WRITTEN REQUEST =>
Could you print all the entries exactly?

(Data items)
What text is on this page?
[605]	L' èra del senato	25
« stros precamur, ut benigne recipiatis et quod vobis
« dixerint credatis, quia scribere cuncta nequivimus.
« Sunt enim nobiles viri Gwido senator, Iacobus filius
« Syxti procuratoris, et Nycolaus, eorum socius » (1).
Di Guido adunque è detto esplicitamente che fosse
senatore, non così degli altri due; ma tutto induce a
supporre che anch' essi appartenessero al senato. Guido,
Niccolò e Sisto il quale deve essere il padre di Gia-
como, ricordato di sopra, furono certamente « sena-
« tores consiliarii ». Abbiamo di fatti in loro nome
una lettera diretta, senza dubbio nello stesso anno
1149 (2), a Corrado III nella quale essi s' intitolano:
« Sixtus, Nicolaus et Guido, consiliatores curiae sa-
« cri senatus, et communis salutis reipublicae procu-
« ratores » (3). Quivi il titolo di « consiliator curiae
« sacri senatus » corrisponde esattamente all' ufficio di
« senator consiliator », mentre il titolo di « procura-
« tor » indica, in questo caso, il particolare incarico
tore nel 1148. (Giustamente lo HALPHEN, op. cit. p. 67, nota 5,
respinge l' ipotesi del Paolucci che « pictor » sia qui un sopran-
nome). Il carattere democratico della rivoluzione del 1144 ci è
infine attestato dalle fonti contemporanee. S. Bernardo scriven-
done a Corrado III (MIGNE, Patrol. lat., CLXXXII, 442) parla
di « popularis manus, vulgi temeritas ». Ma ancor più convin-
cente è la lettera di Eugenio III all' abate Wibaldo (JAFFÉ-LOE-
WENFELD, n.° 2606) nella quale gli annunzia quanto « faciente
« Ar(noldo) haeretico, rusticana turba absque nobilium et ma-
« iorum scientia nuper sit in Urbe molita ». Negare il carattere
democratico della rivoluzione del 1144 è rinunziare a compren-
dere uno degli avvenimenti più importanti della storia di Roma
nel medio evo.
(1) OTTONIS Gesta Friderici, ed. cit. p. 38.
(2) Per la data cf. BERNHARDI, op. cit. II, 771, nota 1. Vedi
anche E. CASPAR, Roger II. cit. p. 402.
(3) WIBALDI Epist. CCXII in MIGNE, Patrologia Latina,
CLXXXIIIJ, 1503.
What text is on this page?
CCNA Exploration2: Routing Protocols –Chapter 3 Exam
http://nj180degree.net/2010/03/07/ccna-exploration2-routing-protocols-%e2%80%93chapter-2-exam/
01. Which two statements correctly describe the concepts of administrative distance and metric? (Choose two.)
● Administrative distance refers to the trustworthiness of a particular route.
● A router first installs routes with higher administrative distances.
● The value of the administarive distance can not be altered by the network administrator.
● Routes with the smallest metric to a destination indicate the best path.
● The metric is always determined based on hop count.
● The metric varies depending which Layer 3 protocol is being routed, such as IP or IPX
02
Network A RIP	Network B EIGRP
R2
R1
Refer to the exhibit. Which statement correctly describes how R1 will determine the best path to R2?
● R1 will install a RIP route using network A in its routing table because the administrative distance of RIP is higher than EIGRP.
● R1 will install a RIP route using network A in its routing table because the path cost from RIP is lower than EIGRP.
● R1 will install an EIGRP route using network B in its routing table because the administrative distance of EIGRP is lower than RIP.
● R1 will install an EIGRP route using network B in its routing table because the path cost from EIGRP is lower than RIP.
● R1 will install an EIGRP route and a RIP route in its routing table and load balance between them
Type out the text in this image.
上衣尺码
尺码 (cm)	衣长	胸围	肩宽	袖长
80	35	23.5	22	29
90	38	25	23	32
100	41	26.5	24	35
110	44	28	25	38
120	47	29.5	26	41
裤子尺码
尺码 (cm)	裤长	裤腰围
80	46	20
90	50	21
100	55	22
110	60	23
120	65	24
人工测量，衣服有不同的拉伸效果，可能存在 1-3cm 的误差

SOLVED EXERCISE =>
What text is on this page?
[605]	L' èra del senato	25
« stros precamur, ut benigne recipiatis et quod vobis
« dixerint credatis, quia scribere cuncta nequivimus.
« Sunt enim nobiles viri Gwido senator, Iacobus filius
« Syxti procuratoris, et Nycolaus, eorum socius » (1).
Di Guido adunque è detto esplicitamente che fosse
senatore, non così degli altri due; ma tutto induce a
supporre che anch' essi appartenessero al senato. Guido,
Niccolò e Sisto il quale deve essere il padre di Gia-
como, ricordato di sopra, furono certamente « sena-
« tores consiliarii ». Abbiamo di fatti in loro nome
una lettera diretta, senza dubbio nello stesso anno
1149 (2), a Corrado III nella quale essi s' intitolano:
« Sixtus, Nicolaus et Guido, consiliatores curiae sa-
« cri senatus, et communis salutis reipublicae procu-
« ratores » (3). Quivi il titolo di « consiliator curiae
« sacri senatus » corrisponde esattamente all' ufficio di
« senator consiliator », mentre il titolo di « procura-
« tor » indica, in questo caso, il particolare incarico
tore nel 1148. (Giustamente lo HALPHEN, op. cit. p. 67, nota 5,
respinge l' ipotesi del Paolucci che « pictor » sia qui un sopran-
nome). Il carattere democratico della rivoluzione del 1144 ci è
infine attestato dalle fonti contemporanee. S. Bernardo scriven-
done a Corrado III (MIGNE, Patrol. lat., CLXXXII, 442) parla
di « popularis manus, vulgi temeritas ». Ma ancor più convin-
cente è la lettera di Eugenio III all' abate Wibaldo (JAFFÉ-LOE-
WENFELD, n.° 2606) nella quale gli annunzia quanto « faciente
« Ar(noldo) haeretico, rusticana turba absque nobilium et ma-
« iorum scientia nuper sit in Urbe molita ». Negare il carattere
democratico della rivoluzione del 1144 è rinunziare a compren-
dere uno degli avvenimenti più importanti della storia di Roma
nel medio evo.
(1) OTTONIS Gesta Friderici, ed. cit. p. 38.
(2) Per la data cf. BERNHARDI, op. cit. II, 771, nota 1. Vedi
anche E. CASPAR, Roger II. cit. p. 402.
(3) WIBALDI Epist. CCXII in MIGNE, Patrologia Latina,
CLXXXIIIJ, 1503.
What text is on this page?
CCNA Exploration2: Routing Protocols –Chapter 3 Exam
http://nj180degree.net/2010/03/07/ccna-exploration2-routing-protocols-%e2%80%93chapter-2-exam/
01. Which two statements correctly describe the concepts of administrative distance and metric? (Choose two.)
● Administrative distance refers to the trustworthiness of a particular route.
● A router first installs routes with higher administrative distances.
● The value of the administarive distance can not be altered by the network administrator.
● Routes with the smallest metric to a destination indicate the best path.
● The metric is always determined based on hop count.
● The metric varies depending which Layer 3 protocol is being routed, such as IP or IPX
02
Network A RIP	Network B EIGRP
R2
R1
Refer to the exhibit. Which statement correctly describes how R1 will determine the best path to R2?
● R1 will install a RIP route using network A in its routing table because the administrative distance of RIP is higher than EIGRP.
● R1 will install a RIP route using network A in its routing table because the path cost from RIP is lower than EIGRP.
● R1 will install an EIGRP route using network B in its routing table because the administrative distance of EIGRP is lower than RIP.
● R1 will install an EIGRP route using network B in its routing table because the path cost from EIGRP is lower than RIP.
● R1 will install an EIGRP route and a RIP route in its routing table and load balance between them
Type out the text in this image.
上衣尺码
尺码 (cm)	衣长	胸围	肩宽	袖长
80	35	23.5	22	29
90	38	25	23	32
100	41	26.5	24	35
110	44	28	25	38
120	47	29.5	26	41
裤子尺码
尺码 (cm)	裤长	裤腰围
80	46	20
90	50	21
100	55	22
110	60	23
120	65	24
人工测量，衣服有不同的拉伸效果，可能存在 1-3cm 的误差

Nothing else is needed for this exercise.